» **TASK**
Print each line exactly as it is given.

--

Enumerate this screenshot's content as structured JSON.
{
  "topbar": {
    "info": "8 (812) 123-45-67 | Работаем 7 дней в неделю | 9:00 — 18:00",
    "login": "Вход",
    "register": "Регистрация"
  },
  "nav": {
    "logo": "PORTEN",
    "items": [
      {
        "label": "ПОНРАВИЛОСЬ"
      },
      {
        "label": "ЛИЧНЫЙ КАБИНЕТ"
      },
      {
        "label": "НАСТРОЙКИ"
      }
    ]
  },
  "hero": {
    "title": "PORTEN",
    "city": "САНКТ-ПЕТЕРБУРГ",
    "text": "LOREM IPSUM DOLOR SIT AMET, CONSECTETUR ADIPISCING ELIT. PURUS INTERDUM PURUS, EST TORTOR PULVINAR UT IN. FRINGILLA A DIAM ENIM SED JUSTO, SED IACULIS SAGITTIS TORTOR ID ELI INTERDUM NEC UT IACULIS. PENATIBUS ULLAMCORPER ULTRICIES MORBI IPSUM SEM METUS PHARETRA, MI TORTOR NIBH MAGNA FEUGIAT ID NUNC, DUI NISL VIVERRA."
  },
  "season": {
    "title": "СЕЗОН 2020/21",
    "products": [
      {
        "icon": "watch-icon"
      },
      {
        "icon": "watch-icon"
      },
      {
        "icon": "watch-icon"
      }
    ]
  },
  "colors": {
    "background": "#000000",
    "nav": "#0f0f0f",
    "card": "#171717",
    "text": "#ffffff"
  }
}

--

» **RESULT FOR THIS EXERCISE**
Enumerate this screenshot's content as structured JSON.
{
  "topbar": {
    "info": "8 (812) 123-45-67 | Работаем 7 дней в неделю | 9:00 — 18:00",
    "login": "Вход",
    "register": "Регистрация"
  },
  "nav": {
    "logo": "PORTEN",
    "items": [
      {
        "label": "ПОНРАВИЛОСЬ"
      },
      {
        "label": "ЛИЧНЫЙ КАБИНЕТ"
      },
      {
        "label": "НАСТРОЙКИ"
      }
    ]
  },
  "hero": {
    "title": "PORTEN",
    "city": "САНКТ-ПЕТЕРБУРГ",
    "text": "LOREM IPSUM DOLOR SIT AMET, CONSECTETUR ADIPISCING ELIT. PURUS INTERDUM PURUS, EST TORTOR PULVINAR UT IN. FRINGILLA A DIAM ENIM SED JUSTO, SED IACULIS SAGITTIS TORTOR ID ELI INTERDUM NEC UT IACULIS. PENATIBUS ULLAMCORPER ULTRICIES MORBI IPSUM SEM METUS PHARETRA, MI TORTOR NIBH MAGNA FEUGIAT ID NUNC, DUI NISL VIVERRA."
  },
  "season": {
    "title": "СЕЗОН 2020/21",
    "products": [
      {
        "icon": "watch-icon"
      },
      {
        "icon": "watch-icon"
      },
      {
        "icon": "watch-icon"
      }
    ]
  },
  "colors": {
    "background": "#000000",
    "nav": "#0f0f0f",
    "card": "#171717",
    "text": "#ffffff"
  }
}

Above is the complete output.